Revise the entries below, changing each occurrence of "cm/sec/sec" to "cm/s/s" and leaving every other character exactly as it stands.

> _Entries shown_

◆ ◆ ◆ ◆

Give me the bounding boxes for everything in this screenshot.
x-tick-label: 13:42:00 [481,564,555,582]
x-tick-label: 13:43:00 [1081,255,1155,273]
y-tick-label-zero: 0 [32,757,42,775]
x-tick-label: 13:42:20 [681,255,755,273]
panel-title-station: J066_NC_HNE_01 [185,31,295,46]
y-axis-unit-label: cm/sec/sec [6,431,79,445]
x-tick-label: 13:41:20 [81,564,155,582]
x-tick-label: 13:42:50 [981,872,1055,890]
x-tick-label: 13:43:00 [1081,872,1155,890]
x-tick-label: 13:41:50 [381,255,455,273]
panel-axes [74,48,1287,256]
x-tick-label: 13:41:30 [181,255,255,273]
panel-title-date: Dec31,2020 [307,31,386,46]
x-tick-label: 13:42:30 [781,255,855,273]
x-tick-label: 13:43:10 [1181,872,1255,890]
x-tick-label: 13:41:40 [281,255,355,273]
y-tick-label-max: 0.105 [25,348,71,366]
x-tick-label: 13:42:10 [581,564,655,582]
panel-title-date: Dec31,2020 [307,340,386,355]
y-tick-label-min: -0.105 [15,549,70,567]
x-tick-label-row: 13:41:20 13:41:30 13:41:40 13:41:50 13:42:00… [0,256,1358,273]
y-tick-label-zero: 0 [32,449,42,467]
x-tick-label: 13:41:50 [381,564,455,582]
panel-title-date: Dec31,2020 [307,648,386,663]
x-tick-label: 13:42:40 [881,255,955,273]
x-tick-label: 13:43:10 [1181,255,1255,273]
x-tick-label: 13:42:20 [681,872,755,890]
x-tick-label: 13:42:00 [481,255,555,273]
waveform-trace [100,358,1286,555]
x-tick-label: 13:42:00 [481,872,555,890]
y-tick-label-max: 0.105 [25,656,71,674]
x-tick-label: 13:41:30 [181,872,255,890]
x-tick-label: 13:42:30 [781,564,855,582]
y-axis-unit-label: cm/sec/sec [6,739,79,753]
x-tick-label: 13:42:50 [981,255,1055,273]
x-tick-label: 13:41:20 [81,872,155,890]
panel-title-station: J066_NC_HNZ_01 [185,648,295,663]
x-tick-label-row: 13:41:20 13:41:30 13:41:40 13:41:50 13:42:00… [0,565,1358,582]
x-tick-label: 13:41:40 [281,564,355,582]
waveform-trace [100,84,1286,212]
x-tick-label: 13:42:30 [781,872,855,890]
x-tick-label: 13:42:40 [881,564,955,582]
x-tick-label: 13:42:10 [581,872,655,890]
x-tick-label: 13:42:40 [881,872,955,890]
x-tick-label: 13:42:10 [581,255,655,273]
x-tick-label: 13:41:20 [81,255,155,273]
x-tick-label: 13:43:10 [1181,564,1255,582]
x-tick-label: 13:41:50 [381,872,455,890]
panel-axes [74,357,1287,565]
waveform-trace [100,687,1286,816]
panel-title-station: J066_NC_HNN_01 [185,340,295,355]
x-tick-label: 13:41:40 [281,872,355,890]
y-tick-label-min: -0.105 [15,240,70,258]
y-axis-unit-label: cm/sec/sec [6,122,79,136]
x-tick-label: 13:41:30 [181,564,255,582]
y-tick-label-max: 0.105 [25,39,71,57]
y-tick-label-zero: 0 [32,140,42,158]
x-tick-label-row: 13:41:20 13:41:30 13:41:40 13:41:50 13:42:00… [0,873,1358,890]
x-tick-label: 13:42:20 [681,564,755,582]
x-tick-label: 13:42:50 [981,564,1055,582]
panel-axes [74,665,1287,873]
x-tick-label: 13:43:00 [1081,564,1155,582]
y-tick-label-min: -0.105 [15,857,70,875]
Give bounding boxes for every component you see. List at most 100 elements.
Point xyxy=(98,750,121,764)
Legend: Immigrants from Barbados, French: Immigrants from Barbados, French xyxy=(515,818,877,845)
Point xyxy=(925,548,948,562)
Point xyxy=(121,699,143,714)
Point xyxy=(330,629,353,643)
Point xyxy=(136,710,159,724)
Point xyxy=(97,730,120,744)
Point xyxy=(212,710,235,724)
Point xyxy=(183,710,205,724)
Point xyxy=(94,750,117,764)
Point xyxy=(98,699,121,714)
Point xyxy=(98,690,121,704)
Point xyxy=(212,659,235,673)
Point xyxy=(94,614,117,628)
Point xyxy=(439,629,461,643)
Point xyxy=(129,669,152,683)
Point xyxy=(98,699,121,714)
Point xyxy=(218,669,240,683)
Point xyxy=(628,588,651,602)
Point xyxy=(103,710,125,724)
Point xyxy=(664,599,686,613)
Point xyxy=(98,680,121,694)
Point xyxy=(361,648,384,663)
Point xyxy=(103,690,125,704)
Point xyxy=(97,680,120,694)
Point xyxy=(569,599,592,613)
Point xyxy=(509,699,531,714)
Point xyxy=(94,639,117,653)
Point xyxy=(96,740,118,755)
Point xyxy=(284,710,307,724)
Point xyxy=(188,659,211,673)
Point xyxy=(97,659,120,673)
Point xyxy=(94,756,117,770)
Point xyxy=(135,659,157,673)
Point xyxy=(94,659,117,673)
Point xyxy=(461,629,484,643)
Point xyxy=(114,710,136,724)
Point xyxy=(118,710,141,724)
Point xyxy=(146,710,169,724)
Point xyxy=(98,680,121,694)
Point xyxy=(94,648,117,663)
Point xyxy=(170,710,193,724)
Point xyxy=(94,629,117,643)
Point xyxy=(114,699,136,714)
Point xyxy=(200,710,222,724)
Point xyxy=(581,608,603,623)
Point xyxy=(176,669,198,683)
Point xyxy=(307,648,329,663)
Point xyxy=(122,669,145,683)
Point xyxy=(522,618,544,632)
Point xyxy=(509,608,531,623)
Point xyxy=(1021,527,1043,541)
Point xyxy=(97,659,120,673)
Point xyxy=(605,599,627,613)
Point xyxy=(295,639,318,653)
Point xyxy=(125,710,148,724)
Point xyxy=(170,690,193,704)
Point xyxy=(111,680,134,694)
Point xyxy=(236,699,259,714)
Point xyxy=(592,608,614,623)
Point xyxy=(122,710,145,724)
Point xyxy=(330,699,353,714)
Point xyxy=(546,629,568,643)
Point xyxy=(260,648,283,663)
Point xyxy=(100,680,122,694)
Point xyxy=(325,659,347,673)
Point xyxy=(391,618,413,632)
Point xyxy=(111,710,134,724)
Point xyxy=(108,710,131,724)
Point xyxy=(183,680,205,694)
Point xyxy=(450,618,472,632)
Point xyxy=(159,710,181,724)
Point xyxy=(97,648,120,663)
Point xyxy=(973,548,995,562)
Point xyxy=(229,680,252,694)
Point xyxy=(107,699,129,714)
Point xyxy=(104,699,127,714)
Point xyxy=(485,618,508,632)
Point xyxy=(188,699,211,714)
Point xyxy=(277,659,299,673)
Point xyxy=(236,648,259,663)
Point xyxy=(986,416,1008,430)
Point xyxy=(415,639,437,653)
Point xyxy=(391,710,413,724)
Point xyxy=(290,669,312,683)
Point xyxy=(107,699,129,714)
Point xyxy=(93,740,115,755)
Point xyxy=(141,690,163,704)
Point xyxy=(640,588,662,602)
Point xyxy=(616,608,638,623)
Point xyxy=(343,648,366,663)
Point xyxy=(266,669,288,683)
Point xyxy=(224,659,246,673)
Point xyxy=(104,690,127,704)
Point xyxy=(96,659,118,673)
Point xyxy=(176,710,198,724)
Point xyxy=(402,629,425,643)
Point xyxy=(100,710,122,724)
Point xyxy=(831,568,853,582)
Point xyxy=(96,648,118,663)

◆ ◆ ◆ ◆

> _Reply_
Give me the bounding boxes for everything in this screenshot.
x-tick-label: 13:42:00 [481,564,555,582]
x-tick-label: 13:43:00 [1081,255,1155,273]
y-tick-label-zero: 0 [32,757,42,775]
x-tick-label: 13:42:20 [681,255,755,273]
panel-title-station: J066_NC_HNE_01 [185,31,295,46]
y-axis-unit-label: cm/s/s [6,431,79,445]
x-tick-label: 13:41:20 [81,564,155,582]
x-tick-label: 13:42:50 [981,872,1055,890]
x-tick-label: 13:43:00 [1081,872,1155,890]
x-tick-label: 13:41:50 [381,255,455,273]
panel-axes [74,48,1287,256]
x-tick-label: 13:41:30 [181,255,255,273]
panel-title-date: Dec31,2020 [307,31,386,46]
x-tick-label: 13:42:30 [781,255,855,273]
x-tick-label: 13:43:10 [1181,872,1255,890]
x-tick-label: 13:41:40 [281,255,355,273]
y-tick-label-max: 0.105 [25,348,71,366]
x-tick-label: 13:42:10 [581,564,655,582]
panel-title-date: Dec31,2020 [307,340,386,355]
y-tick-label-min: -0.105 [15,549,70,567]
x-tick-label-row: 13:41:20 13:41:30 13:41:40 13:41:50 13:42:00… [0,256,1358,273]
y-tick-label-zero: 0 [32,449,42,467]
x-tick-label: 13:41:50 [381,564,455,582]
panel-title-date: Dec31,2020 [307,648,386,663]
x-tick-label: 13:42:40 [881,255,955,273]
x-tick-label: 13:43:10 [1181,255,1255,273]
x-tick-label: 13:42:20 [681,872,755,890]
x-tick-label: 13:42:00 [481,255,555,273]
waveform-trace [100,358,1286,555]
x-tick-label: 13:42:00 [481,872,555,890]
y-tick-label-max: 0.105 [25,656,71,674]
x-tick-label: 13:41:30 [181,872,255,890]
x-tick-label: 13:42:30 [781,564,855,582]
y-axis-unit-label: cm/s/s [6,739,79,753]
x-tick-label: 13:42:50 [981,255,1055,273]
x-tick-label: 13:41:20 [81,872,155,890]
panel-title-station: J066_NC_HNZ_01 [185,648,295,663]
x-tick-label-row: 13:41:20 13:41:30 13:41:40 13:41:50 13:42:00… [0,565,1358,582]
x-tick-label: 13:41:40 [281,564,355,582]
waveform-trace [100,84,1286,212]
x-tick-label: 13:42:30 [781,872,855,890]
x-tick-label: 13:42:40 [881,564,955,582]
x-tick-label: 13:42:10 [581,872,655,890]
x-tick-label: 13:42:40 [881,872,955,890]
x-tick-label: 13:42:10 [581,255,655,273]
x-tick-label: 13:41:20 [81,255,155,273]
x-tick-label: 13:43:10 [1181,564,1255,582]
x-tick-label: 13:41:50 [381,872,455,890]
panel-axes [74,357,1287,565]
waveform-trace [100,687,1286,816]
panel-title-station: J066_NC_HNN_01 [185,340,295,355]
x-tick-label: 13:41:40 [281,872,355,890]
y-tick-label-min: -0.105 [15,240,70,258]
y-axis-unit-label: cm/s/s [6,122,79,136]
x-tick-label: 13:41:30 [181,564,255,582]
y-tick-label-max: 0.105 [25,39,71,57]
y-tick-label-zero: 0 [32,140,42,158]
x-tick-label-row: 13:41:20 13:41:30 13:41:40 13:41:50 13:42:00… [0,873,1358,890]
x-tick-label: 13:42:20 [681,564,755,582]
x-tick-label: 13:42:50 [981,564,1055,582]
panel-axes [74,665,1287,873]
x-tick-label: 13:43:00 [1081,564,1155,582]
y-tick-label-min: -0.105 [15,857,70,875]
Give bounding boxes for every component you see. List at most 100 elements.
Point xyxy=(98,750,121,764)
Legend: Immigrants from Barbados, French: Immigrants from Barbados, French xyxy=(515,818,877,845)
Point xyxy=(925,548,948,562)
Point xyxy=(121,699,143,714)
Point xyxy=(330,629,353,643)
Point xyxy=(136,710,159,724)
Point xyxy=(97,730,120,744)
Point xyxy=(212,710,235,724)
Point xyxy=(183,710,205,724)
Point xyxy=(94,750,117,764)
Point xyxy=(98,699,121,714)
Point xyxy=(98,690,121,704)
Point xyxy=(212,659,235,673)
Point xyxy=(94,614,117,628)
Point xyxy=(439,629,461,643)
Point xyxy=(129,669,152,683)
Point xyxy=(98,699,121,714)
Point xyxy=(218,669,240,683)
Point xyxy=(628,588,651,602)
Point xyxy=(103,710,125,724)
Point xyxy=(664,599,686,613)
Point xyxy=(98,680,121,694)
Point xyxy=(361,648,384,663)
Point xyxy=(103,690,125,704)
Point xyxy=(97,680,120,694)
Point xyxy=(569,599,592,613)
Point xyxy=(509,699,531,714)
Point xyxy=(94,639,117,653)
Point xyxy=(96,740,118,755)
Point xyxy=(284,710,307,724)
Point xyxy=(188,659,211,673)
Point xyxy=(97,659,120,673)
Point xyxy=(94,756,117,770)
Point xyxy=(135,659,157,673)
Point xyxy=(94,659,117,673)
Point xyxy=(461,629,484,643)
Point xyxy=(114,710,136,724)
Point xyxy=(118,710,141,724)
Point xyxy=(146,710,169,724)
Point xyxy=(98,680,121,694)
Point xyxy=(94,648,117,663)
Point xyxy=(170,710,193,724)
Point xyxy=(94,629,117,643)
Point xyxy=(114,699,136,714)
Point xyxy=(200,710,222,724)
Point xyxy=(581,608,603,623)
Point xyxy=(176,669,198,683)
Point xyxy=(307,648,329,663)
Point xyxy=(122,669,145,683)
Point xyxy=(522,618,544,632)
Point xyxy=(509,608,531,623)
Point xyxy=(1021,527,1043,541)
Point xyxy=(97,659,120,673)
Point xyxy=(605,599,627,613)
Point xyxy=(295,639,318,653)
Point xyxy=(125,710,148,724)
Point xyxy=(170,690,193,704)
Point xyxy=(111,680,134,694)
Point xyxy=(236,699,259,714)
Point xyxy=(592,608,614,623)
Point xyxy=(122,710,145,724)
Point xyxy=(330,699,353,714)
Point xyxy=(546,629,568,643)
Point xyxy=(260,648,283,663)
Point xyxy=(100,680,122,694)
Point xyxy=(325,659,347,673)
Point xyxy=(391,618,413,632)
Point xyxy=(111,710,134,724)
Point xyxy=(108,710,131,724)
Point xyxy=(183,680,205,694)
Point xyxy=(450,618,472,632)
Point xyxy=(159,710,181,724)
Point xyxy=(97,648,120,663)
Point xyxy=(973,548,995,562)
Point xyxy=(229,680,252,694)
Point xyxy=(107,699,129,714)
Point xyxy=(104,699,127,714)
Point xyxy=(485,618,508,632)
Point xyxy=(188,699,211,714)
Point xyxy=(277,659,299,673)
Point xyxy=(236,648,259,663)
Point xyxy=(986,416,1008,430)
Point xyxy=(415,639,437,653)
Point xyxy=(391,710,413,724)
Point xyxy=(290,669,312,683)
Point xyxy=(107,699,129,714)
Point xyxy=(93,740,115,755)
Point xyxy=(141,690,163,704)
Point xyxy=(640,588,662,602)
Point xyxy=(616,608,638,623)
Point xyxy=(343,648,366,663)
Point xyxy=(266,669,288,683)
Point xyxy=(224,659,246,673)
Point xyxy=(104,690,127,704)
Point xyxy=(96,659,118,673)
Point xyxy=(176,710,198,724)
Point xyxy=(402,629,425,643)
Point xyxy=(100,710,122,724)
Point xyxy=(831,568,853,582)
Point xyxy=(96,648,118,663)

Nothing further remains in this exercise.